Report each line of the data that has "Multi" somewhere in it.
Start RECORDS FOR THIS EXERCISE
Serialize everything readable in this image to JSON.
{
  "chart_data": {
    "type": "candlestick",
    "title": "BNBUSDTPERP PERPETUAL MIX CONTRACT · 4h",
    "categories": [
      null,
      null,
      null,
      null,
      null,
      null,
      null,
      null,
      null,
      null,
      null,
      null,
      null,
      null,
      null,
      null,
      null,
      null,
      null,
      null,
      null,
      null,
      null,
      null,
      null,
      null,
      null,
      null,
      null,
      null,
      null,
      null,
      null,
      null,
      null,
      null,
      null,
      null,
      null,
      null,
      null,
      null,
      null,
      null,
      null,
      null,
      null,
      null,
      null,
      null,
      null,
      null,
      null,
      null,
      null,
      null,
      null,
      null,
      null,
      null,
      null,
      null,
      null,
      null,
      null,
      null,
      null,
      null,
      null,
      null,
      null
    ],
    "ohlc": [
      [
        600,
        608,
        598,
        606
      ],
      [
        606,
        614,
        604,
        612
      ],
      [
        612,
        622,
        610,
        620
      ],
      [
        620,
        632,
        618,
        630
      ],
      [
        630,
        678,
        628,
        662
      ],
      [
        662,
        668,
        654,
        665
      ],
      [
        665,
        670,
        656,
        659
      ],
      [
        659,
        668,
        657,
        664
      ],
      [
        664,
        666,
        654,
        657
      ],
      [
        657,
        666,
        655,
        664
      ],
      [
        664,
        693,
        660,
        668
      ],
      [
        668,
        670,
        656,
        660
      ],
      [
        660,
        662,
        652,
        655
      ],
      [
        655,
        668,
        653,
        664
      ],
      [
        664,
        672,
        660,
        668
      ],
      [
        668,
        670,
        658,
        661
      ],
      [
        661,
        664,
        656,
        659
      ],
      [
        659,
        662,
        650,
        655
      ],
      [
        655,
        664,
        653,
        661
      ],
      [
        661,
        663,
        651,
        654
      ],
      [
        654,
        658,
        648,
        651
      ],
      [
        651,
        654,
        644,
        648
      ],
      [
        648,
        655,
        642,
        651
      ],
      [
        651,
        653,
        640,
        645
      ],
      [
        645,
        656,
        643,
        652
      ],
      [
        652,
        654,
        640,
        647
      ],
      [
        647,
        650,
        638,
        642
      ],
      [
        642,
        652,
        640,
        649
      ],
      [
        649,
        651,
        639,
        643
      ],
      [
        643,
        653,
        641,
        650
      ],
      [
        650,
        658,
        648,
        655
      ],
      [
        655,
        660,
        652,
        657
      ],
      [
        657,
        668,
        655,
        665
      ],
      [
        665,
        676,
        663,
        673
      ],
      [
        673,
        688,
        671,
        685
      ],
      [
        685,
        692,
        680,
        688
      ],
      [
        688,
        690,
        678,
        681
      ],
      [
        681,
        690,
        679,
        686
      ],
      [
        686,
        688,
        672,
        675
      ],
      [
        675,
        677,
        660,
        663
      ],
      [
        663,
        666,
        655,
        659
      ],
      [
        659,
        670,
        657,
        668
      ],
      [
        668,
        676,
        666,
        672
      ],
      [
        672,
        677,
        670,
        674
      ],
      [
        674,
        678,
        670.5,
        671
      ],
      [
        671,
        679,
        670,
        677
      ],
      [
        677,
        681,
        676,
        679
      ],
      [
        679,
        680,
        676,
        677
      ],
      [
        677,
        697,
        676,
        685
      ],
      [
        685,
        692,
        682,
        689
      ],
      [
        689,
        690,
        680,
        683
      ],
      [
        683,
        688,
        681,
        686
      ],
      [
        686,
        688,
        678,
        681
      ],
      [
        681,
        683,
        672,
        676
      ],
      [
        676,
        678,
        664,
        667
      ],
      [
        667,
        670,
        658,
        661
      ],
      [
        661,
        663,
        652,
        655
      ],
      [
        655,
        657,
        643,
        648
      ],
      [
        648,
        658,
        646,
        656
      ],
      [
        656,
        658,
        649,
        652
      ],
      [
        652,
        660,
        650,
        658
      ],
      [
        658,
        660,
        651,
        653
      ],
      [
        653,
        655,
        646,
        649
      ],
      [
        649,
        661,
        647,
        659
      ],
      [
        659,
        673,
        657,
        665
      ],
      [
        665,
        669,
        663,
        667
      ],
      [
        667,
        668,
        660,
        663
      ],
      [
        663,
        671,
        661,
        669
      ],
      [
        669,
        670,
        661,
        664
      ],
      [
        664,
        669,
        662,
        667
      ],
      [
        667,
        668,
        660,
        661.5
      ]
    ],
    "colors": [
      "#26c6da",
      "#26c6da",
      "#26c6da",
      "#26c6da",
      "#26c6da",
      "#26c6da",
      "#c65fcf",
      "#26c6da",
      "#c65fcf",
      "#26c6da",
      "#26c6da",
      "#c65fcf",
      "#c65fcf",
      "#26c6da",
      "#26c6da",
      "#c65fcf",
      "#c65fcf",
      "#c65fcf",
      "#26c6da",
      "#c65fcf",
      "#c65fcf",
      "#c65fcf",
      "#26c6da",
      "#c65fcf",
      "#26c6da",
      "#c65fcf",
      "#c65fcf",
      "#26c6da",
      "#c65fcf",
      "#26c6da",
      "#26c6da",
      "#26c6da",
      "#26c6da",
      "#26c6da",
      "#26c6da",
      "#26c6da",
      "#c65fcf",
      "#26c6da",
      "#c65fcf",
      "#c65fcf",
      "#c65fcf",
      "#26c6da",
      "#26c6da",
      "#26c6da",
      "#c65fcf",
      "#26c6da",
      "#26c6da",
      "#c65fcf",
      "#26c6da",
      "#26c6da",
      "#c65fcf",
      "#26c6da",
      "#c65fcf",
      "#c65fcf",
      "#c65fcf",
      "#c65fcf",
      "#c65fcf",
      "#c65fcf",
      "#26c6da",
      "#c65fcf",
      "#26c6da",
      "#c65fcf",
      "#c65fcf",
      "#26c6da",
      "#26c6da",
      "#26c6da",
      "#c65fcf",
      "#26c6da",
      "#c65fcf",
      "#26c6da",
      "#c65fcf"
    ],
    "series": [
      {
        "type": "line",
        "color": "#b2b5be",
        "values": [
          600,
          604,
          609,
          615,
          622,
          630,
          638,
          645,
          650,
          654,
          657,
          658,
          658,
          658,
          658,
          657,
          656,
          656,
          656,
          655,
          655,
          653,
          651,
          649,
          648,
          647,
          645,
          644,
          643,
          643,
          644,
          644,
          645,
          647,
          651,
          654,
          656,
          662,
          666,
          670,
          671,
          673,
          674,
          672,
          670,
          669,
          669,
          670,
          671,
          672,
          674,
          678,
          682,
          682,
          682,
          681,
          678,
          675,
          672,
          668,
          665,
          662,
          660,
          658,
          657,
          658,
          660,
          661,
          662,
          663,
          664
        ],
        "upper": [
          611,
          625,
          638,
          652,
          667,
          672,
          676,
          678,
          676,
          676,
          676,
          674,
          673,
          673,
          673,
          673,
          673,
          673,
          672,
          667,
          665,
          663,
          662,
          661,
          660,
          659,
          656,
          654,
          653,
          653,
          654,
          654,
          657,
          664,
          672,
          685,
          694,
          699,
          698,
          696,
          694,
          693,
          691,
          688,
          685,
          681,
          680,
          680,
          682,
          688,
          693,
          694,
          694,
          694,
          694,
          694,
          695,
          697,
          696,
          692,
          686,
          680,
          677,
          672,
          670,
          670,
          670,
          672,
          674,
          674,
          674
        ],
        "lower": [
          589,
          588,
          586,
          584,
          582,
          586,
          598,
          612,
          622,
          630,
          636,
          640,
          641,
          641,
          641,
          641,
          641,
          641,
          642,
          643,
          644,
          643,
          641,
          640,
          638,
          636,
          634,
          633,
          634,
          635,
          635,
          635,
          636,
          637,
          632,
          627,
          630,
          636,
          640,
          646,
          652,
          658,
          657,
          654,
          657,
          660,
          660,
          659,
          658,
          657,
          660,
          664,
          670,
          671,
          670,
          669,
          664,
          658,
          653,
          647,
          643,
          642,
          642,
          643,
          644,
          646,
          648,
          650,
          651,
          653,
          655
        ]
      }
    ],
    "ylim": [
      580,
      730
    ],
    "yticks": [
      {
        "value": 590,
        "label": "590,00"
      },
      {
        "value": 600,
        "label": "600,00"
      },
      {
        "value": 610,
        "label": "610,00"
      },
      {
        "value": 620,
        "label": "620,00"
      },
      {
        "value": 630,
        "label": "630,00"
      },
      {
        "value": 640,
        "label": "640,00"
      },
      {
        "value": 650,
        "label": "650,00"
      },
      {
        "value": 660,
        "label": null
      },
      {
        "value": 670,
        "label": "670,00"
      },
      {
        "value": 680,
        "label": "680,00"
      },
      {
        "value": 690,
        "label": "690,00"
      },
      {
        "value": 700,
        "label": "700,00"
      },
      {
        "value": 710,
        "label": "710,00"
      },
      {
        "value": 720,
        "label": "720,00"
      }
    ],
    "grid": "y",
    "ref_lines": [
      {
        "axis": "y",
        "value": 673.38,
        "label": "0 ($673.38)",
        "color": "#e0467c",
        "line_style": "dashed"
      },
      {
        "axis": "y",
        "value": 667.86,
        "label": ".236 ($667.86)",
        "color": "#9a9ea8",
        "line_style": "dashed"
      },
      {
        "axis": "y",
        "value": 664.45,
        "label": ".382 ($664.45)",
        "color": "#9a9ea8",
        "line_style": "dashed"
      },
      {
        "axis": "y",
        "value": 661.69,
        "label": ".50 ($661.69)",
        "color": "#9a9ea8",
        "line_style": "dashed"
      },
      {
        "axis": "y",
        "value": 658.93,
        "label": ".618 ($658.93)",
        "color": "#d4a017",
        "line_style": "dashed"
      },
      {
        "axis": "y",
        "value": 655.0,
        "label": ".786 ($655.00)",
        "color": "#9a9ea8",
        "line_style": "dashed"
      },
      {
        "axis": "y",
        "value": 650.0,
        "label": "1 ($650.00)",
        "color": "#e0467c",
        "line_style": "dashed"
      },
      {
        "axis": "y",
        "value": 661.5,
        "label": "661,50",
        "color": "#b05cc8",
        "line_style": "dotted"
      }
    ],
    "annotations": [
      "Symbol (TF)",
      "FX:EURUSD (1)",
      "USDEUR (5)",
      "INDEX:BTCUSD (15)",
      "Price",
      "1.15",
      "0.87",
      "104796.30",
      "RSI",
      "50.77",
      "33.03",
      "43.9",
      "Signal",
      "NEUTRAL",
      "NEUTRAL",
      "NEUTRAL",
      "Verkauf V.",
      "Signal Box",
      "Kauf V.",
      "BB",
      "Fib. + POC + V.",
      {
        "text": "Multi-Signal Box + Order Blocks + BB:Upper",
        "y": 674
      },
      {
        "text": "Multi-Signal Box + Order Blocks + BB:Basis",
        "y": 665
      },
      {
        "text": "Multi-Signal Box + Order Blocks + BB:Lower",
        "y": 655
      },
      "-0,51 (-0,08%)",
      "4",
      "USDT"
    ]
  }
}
End RECORDS FOR THIS EXERCISE
■ **FINAL RESULT**:
        "text": "Multi-Signal Box + Order Blocks + BB:Upper",
        "text": "Multi-Signal Box + Order Blocks + BB:Basis",
        "text": "Multi-Signal Box + Order Blocks + BB:Lower",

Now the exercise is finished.